[Coordinate annotation entries]

>> Begin

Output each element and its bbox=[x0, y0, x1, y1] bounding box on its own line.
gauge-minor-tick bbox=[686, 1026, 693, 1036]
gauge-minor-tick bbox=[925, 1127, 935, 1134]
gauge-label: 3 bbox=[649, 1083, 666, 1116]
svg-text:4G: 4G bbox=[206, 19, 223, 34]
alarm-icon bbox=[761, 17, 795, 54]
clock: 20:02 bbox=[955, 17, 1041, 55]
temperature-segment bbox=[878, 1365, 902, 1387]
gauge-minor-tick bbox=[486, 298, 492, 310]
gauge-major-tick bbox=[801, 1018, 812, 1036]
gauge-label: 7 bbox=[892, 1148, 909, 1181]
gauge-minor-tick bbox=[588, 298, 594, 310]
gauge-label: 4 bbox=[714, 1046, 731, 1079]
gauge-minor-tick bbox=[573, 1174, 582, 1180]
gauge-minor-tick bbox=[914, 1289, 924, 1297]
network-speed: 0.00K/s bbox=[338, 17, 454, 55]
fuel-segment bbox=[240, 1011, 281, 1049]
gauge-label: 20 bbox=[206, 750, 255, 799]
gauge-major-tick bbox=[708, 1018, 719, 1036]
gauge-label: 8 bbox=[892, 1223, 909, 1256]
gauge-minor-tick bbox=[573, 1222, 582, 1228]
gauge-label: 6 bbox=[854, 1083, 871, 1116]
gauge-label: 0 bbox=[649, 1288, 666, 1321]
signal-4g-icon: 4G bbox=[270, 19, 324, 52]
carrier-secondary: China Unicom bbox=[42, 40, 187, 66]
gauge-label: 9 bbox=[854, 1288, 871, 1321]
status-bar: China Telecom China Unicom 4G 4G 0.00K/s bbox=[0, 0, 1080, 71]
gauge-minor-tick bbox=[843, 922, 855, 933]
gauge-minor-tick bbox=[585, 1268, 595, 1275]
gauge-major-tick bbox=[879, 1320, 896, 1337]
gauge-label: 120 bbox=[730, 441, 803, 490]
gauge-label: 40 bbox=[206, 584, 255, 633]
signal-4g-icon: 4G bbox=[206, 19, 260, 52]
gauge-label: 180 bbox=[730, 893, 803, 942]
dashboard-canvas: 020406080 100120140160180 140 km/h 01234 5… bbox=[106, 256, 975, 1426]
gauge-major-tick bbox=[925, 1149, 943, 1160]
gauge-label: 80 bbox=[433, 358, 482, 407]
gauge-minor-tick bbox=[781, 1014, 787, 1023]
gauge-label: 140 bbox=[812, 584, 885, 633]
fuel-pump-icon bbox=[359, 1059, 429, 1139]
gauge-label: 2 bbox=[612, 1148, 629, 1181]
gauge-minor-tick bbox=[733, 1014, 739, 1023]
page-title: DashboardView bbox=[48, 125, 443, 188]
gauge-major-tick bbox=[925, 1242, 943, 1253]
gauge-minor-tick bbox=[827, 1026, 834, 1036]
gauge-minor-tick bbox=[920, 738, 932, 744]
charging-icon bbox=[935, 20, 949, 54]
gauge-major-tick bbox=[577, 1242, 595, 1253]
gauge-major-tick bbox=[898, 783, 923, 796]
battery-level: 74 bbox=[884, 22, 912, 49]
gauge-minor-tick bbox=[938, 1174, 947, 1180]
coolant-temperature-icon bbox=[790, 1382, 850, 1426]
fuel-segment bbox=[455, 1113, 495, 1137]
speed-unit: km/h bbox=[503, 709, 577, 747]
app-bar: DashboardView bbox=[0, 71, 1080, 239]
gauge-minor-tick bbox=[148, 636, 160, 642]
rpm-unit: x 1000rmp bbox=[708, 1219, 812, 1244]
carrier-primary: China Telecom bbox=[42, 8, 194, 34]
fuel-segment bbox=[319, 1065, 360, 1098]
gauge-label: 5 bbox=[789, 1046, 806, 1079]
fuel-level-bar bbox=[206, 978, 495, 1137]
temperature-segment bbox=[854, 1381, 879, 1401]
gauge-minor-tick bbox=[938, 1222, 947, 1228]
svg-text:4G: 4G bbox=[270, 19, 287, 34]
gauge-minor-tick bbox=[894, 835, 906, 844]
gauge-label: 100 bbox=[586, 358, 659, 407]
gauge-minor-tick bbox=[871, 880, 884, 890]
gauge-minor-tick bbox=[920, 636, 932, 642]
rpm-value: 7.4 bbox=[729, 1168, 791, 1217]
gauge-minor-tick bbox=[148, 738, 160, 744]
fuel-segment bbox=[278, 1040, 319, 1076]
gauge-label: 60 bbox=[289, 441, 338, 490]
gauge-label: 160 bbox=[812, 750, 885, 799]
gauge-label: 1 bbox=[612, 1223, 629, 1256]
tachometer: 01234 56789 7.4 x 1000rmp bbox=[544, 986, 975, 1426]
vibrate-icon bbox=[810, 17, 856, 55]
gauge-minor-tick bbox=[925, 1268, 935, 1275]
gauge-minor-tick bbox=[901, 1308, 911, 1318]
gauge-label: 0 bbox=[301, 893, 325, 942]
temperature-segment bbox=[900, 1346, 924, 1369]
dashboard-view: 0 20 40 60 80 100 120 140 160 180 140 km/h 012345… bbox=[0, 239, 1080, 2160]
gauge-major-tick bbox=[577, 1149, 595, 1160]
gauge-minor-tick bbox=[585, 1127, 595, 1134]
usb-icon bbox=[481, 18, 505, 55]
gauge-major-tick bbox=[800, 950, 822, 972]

>> End

**What is expected**
Identify every line in the entries above that contains the string "text", and copy each of those lines.

**Completed exercise**
svg-text:4G: 4G bbox=[206, 19, 223, 34]
svg-text:4G: 4G bbox=[270, 19, 287, 34]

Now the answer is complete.